=== Written request ===
Write out the stretch of the saved data entries from the start through the line containing "marker xyxy=(1274,324,1290,340)", copying every line in it verbatim.

=== Saved data entries ===
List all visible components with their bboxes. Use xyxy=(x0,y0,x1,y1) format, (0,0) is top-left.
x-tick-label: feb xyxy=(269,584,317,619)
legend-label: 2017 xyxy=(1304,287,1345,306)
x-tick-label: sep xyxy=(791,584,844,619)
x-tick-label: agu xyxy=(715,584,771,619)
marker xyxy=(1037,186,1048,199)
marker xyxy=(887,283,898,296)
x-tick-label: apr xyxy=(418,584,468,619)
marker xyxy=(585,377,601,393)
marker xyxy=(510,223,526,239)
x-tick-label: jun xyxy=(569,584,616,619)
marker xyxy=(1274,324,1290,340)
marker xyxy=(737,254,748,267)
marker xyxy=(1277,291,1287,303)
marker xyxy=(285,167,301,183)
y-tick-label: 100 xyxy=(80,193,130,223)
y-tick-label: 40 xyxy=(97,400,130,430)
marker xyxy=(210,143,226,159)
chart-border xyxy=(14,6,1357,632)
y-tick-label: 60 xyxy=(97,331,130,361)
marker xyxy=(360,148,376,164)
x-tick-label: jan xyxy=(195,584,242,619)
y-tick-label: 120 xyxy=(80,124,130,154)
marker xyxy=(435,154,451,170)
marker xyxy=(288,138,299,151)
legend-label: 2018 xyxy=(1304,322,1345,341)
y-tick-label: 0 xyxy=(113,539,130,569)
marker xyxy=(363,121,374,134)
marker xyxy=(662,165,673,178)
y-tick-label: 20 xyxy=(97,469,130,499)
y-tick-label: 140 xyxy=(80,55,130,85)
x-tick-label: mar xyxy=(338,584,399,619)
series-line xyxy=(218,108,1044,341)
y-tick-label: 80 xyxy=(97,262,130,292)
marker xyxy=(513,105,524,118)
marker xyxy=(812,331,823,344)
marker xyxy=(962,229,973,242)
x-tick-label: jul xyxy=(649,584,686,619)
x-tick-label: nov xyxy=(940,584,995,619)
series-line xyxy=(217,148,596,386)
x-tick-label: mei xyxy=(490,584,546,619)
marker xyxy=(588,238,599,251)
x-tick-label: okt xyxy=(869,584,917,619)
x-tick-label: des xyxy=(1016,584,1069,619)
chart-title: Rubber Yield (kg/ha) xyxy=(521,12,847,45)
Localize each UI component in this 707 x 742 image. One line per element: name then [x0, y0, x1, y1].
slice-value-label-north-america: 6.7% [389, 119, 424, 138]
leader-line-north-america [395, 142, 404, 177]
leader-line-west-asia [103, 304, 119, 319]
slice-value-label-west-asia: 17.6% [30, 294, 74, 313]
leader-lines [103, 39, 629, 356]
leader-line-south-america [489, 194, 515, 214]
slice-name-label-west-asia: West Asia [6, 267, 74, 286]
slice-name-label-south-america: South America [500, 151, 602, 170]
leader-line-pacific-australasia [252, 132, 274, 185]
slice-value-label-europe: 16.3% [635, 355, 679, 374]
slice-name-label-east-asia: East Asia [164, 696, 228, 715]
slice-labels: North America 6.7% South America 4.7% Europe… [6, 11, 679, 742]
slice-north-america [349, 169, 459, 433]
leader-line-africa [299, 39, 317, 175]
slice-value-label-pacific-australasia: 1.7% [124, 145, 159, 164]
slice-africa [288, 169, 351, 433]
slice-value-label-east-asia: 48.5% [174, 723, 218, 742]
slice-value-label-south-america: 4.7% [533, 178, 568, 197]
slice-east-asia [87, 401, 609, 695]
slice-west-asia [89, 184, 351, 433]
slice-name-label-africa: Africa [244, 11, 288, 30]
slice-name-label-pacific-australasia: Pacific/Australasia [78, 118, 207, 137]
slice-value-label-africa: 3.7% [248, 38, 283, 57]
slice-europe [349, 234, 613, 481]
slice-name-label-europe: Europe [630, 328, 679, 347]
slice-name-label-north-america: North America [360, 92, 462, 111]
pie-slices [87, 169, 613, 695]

=== Solution to this exercise ===
List all visible components with their bboxes. Use xyxy=(x0,y0,x1,y1) format, (0,0) is top-left.
x-tick-label: feb xyxy=(269,584,317,619)
legend-label: 2017 xyxy=(1304,287,1345,306)
x-tick-label: sep xyxy=(791,584,844,619)
x-tick-label: agu xyxy=(715,584,771,619)
marker xyxy=(1037,186,1048,199)
marker xyxy=(887,283,898,296)
x-tick-label: apr xyxy=(418,584,468,619)
marker xyxy=(585,377,601,393)
marker xyxy=(510,223,526,239)
x-tick-label: jun xyxy=(569,584,616,619)
marker xyxy=(1274,324,1290,340)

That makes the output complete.